Problem statement = Could you write out every record below exactly, leaving out any pictures?

Dataset extract =

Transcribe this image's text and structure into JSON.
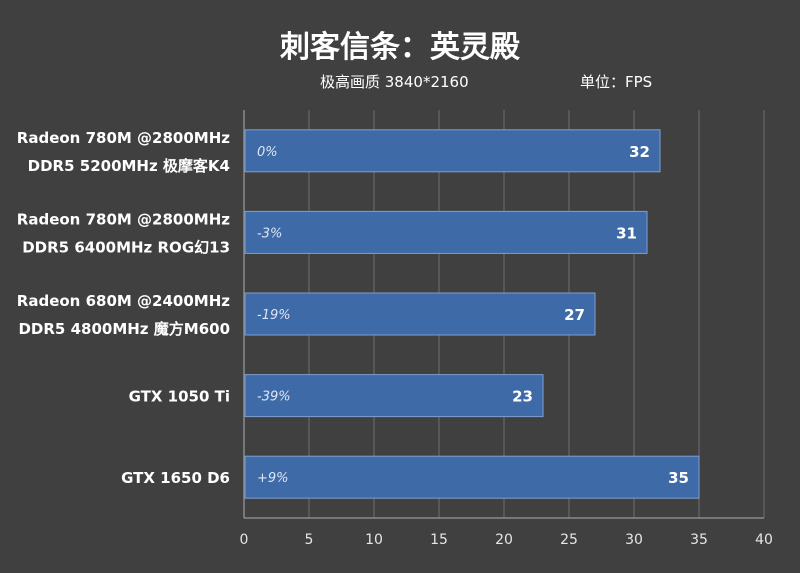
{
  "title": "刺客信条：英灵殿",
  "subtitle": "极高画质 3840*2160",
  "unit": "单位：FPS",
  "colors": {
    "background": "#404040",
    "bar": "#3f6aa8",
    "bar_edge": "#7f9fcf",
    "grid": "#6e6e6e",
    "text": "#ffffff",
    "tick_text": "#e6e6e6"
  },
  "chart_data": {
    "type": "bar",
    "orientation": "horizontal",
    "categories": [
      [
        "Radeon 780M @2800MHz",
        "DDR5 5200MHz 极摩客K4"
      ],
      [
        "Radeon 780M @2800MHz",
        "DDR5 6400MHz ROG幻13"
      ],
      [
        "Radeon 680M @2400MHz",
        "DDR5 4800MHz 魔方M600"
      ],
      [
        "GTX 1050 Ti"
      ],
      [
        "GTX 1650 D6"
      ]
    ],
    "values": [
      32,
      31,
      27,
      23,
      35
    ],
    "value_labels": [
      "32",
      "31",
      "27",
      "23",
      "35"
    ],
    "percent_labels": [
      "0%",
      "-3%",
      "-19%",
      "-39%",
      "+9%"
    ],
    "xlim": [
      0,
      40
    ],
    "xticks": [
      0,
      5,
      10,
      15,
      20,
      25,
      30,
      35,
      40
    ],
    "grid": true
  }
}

Task output =
Transcribe this image's text and structure into JSON.
{
  "title": "刺客信条：英灵殿",
  "subtitle": "极高画质 3840*2160",
  "unit": "单位：FPS",
  "colors": {
    "background": "#404040",
    "bar": "#3f6aa8",
    "bar_edge": "#7f9fcf",
    "grid": "#6e6e6e",
    "text": "#ffffff",
    "tick_text": "#e6e6e6"
  },
  "chart_data": {
    "type": "bar",
    "orientation": "horizontal",
    "categories": [
      [
        "Radeon 780M @2800MHz",
        "DDR5 5200MHz 极摩客K4"
      ],
      [
        "Radeon 780M @2800MHz",
        "DDR5 6400MHz ROG幻13"
      ],
      [
        "Radeon 680M @2400MHz",
        "DDR5 4800MHz 魔方M600"
      ],
      [
        "GTX 1050 Ti"
      ],
      [
        "GTX 1650 D6"
      ]
    ],
    "values": [
      32,
      31,
      27,
      23,
      35
    ],
    "value_labels": [
      "32",
      "31",
      "27",
      "23",
      "35"
    ],
    "percent_labels": [
      "0%",
      "-3%",
      "-19%",
      "-39%",
      "+9%"
    ],
    "xlim": [
      0,
      40
    ],
    "xticks": [
      0,
      5,
      10,
      15,
      20,
      25,
      30,
      35,
      40
    ],
    "grid": true
  }
}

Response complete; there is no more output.